== Exercise instructions ==
The entries below are to be transcribed in full, without their images.

— Begin —

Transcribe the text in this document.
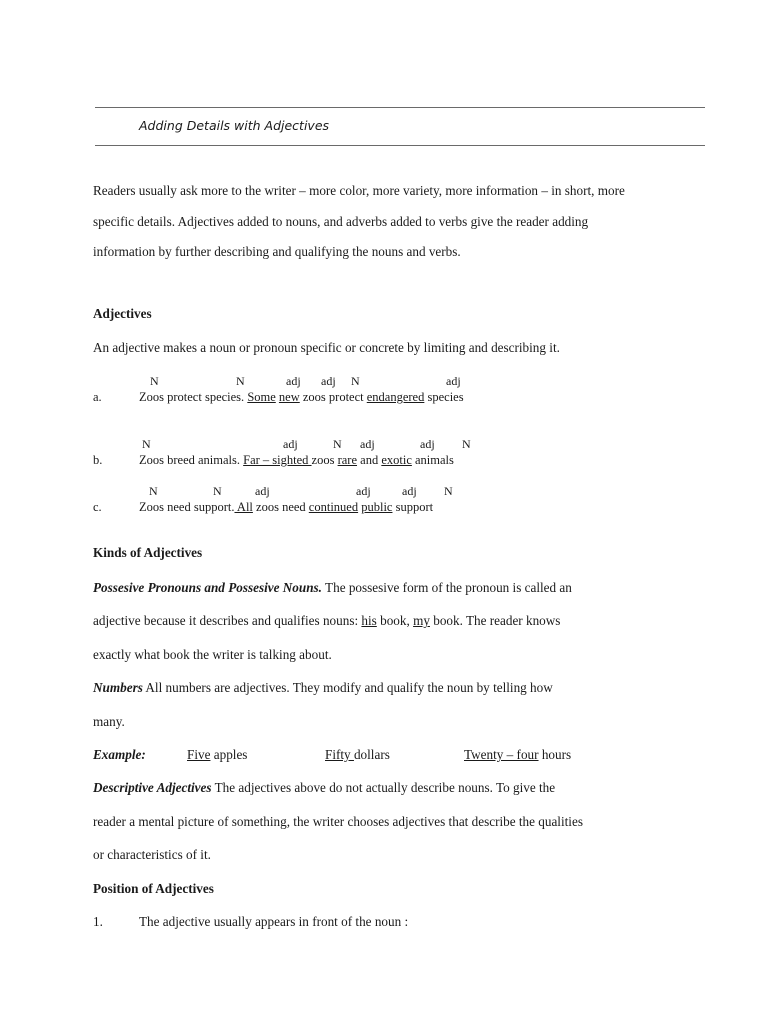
Adding Details with Adjectives
Readers usually ask more to the writer – more color, more variety, more information – in short, more
specific details. Adjectives added to nouns, and adverbs added to verbs give the reader adding
information by further describing and qualifying the nouns and verbs.
Adjectives
An adjective makes a noun or pronoun specific or concrete by limiting and describing it.
N	N	adj adj N	adj
a.	Zoos protect species. Some new zoos protect endangered species
N	adj	N adj	adj N
b.	Zoos breed animals. Far – sighted zoos rare and exotic animals
N	N	adj	adj	adj N
c.	Zoos need support. All zoos need continued public support
Kinds of Adjectives
Possesive Pronouns and Possesive Nouns. The possesive form of the pronoun is called an
adjective because it describes and qualifies nouns: his book, my book. The reader knows
exactly what book the writer is talking about.
Numbers All numbers are adjectives. They modify and qualify the noun by telling how
many.
Example:	Five apples	Fifty dollars	Twenty – four hours
Descriptive Adjectives The adjectives above do not actually describe nouns. To give the
reader a mental picture of something, the writer chooses adjectives that describe the qualities
or characteristics of it.
Position of Adjectives
1.	The adjective usually appears in front of the noun :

— End —

== Answer in full ==
Transcribe the text in this document.
Adding Details with Adjectives
Readers usually ask more to the writer – more color, more variety, more information – in short, more
specific details. Adjectives added to nouns, and adverbs added to verbs give the reader adding
information by further describing and qualifying the nouns and verbs.
Adjectives
An adjective makes a noun or pronoun specific or concrete by limiting and describing it.
N	N	adj adj N	adj
a.	Zoos protect species. Some new zoos protect endangered species
N	adj	N adj	adj N
b.	Zoos breed animals. Far – sighted zoos rare and exotic animals
N	N	adj	adj	adj N
c.	Zoos need support. All zoos need continued public support
Kinds of Adjectives
Possesive Pronouns and Possesive Nouns. The possesive form of the pronoun is called an
adjective because it describes and qualifies nouns: his book, my book. The reader knows
exactly what book the writer is talking about.
Numbers All numbers are adjectives. They modify and qualify the noun by telling how
many.
Example:	Five apples	Fifty dollars	Twenty – four hours
Descriptive Adjectives The adjectives above do not actually describe nouns. To give the
reader a mental picture of something, the writer chooses adjectives that describe the qualities
or characteristics of it.
Position of Adjectives
1.	The adjective usually appears in front of the noun :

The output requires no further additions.